[Stored data]
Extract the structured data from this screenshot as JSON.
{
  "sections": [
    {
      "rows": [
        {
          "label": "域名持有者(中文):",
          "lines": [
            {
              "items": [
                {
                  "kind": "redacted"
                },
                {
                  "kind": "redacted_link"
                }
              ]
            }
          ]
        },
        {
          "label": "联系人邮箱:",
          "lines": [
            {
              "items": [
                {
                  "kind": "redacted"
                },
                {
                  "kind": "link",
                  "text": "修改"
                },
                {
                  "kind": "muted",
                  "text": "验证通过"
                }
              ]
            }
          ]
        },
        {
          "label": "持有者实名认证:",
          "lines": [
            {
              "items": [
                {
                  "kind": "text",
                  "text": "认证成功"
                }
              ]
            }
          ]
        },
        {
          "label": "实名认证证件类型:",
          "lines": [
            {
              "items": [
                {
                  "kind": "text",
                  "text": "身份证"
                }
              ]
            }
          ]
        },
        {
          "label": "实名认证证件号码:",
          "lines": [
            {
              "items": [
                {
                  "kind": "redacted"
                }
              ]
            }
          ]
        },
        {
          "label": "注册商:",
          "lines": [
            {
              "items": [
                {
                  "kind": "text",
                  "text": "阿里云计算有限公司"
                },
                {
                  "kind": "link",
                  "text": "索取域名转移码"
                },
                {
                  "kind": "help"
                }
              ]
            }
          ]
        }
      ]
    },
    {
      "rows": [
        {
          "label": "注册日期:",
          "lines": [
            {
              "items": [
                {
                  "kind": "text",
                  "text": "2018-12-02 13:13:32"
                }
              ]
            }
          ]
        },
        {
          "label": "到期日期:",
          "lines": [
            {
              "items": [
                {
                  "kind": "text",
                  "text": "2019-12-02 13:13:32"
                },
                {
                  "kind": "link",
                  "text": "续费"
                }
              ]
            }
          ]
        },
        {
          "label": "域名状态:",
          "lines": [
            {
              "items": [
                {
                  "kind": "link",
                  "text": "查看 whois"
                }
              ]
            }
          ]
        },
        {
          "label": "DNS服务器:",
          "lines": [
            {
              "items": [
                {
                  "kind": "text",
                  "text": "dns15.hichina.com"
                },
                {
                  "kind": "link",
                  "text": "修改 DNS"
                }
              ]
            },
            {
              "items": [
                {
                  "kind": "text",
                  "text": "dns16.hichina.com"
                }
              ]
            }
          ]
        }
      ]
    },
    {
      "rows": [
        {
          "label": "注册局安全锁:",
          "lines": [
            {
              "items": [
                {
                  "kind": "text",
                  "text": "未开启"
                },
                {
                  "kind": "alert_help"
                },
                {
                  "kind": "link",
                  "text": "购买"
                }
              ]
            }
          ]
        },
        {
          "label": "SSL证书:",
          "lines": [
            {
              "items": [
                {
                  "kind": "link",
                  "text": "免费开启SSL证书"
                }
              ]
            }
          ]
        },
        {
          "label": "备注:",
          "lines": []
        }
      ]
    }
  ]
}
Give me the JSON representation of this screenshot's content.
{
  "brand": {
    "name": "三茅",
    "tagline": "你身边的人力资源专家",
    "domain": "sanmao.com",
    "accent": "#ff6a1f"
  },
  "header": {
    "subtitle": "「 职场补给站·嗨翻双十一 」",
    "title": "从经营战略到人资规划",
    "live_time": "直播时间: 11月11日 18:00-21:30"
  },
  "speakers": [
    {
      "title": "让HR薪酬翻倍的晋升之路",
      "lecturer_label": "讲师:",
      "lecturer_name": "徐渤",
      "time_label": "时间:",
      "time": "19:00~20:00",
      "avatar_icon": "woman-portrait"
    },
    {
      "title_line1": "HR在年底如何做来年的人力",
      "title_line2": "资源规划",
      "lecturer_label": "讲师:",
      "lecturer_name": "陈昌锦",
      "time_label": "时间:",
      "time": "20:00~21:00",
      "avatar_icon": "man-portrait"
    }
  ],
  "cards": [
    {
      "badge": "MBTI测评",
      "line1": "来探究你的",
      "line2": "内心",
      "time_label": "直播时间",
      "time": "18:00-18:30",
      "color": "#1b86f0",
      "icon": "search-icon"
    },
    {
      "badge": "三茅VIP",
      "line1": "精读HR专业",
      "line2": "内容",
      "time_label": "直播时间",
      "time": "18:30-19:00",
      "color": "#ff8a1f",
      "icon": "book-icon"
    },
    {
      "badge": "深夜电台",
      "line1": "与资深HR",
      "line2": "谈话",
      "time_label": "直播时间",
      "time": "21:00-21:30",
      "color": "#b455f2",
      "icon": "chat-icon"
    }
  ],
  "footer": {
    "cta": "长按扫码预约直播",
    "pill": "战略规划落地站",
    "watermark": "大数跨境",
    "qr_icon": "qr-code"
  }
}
...
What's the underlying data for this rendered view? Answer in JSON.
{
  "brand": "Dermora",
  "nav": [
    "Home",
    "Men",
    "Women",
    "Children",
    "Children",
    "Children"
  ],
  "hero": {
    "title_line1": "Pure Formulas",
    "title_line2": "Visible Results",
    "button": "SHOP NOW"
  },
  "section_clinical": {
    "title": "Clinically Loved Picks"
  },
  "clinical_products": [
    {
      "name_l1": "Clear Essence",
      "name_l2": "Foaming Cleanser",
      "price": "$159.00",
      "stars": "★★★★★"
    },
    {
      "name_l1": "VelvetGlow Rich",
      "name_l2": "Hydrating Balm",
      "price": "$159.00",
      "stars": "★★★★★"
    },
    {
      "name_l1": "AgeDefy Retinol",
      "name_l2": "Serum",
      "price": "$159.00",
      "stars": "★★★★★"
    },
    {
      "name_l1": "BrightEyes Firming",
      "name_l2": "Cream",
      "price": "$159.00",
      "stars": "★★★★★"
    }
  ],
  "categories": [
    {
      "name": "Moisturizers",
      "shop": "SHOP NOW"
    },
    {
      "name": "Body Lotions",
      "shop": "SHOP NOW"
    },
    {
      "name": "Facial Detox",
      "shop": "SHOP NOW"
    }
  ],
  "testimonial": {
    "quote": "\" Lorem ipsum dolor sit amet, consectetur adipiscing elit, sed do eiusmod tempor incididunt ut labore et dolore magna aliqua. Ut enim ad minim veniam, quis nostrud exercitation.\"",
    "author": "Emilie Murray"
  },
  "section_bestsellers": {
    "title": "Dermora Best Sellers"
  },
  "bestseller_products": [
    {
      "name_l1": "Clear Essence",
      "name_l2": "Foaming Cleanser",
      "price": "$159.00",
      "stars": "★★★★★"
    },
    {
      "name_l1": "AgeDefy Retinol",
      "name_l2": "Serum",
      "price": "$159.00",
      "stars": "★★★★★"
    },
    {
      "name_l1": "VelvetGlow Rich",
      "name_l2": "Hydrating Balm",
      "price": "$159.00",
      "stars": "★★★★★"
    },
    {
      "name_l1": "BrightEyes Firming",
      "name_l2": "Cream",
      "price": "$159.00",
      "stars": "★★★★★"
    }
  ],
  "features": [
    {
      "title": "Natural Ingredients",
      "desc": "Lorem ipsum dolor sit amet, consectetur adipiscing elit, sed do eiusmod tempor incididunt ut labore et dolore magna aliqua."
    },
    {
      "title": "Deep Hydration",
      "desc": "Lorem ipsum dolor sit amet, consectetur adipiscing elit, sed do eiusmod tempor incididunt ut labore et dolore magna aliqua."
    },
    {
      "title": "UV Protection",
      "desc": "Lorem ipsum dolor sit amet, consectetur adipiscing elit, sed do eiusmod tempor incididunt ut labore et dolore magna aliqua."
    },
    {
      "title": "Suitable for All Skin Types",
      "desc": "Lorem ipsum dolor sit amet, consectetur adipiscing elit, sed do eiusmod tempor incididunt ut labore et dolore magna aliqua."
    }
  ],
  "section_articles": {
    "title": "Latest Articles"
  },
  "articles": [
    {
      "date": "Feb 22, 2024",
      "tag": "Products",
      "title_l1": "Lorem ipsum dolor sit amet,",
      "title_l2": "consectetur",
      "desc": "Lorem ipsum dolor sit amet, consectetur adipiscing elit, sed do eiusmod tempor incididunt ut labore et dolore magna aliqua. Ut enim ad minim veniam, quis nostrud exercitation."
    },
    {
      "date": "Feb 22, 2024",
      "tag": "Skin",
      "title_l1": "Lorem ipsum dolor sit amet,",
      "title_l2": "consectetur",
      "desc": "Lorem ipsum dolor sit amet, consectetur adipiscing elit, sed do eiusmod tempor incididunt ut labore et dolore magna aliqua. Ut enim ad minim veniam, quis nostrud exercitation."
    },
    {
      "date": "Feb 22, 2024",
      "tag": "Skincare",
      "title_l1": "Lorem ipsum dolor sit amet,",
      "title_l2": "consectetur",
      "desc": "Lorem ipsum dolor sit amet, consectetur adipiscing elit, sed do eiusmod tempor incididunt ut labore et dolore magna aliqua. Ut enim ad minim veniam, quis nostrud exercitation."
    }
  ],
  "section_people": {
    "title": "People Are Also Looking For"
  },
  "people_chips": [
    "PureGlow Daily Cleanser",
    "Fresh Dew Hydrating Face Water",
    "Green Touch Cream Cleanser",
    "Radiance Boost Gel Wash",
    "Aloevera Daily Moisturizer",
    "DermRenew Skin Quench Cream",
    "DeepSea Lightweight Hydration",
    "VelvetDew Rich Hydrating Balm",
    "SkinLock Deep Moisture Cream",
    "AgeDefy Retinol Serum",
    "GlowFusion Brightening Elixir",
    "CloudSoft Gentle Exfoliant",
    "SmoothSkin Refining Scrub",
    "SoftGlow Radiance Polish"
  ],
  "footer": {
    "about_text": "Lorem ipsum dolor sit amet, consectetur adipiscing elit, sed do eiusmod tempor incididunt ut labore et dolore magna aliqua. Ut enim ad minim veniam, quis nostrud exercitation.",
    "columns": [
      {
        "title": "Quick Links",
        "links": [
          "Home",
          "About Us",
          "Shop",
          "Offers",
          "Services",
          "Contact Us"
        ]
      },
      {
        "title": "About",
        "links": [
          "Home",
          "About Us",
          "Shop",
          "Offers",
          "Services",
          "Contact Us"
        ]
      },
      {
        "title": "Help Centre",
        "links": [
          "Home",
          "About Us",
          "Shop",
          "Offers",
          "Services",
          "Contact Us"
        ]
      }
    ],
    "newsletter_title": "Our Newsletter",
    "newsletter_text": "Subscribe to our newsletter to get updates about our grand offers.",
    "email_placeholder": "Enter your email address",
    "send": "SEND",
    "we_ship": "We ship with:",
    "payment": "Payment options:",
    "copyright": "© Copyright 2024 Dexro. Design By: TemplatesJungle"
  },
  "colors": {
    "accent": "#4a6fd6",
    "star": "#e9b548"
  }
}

* [Given task]: Copy every line of the entries above in which "Radiance" occurs.

* [The solution]:
    "Radiance Boost Gel Wash",
    "SoftGlow Radiance Polish"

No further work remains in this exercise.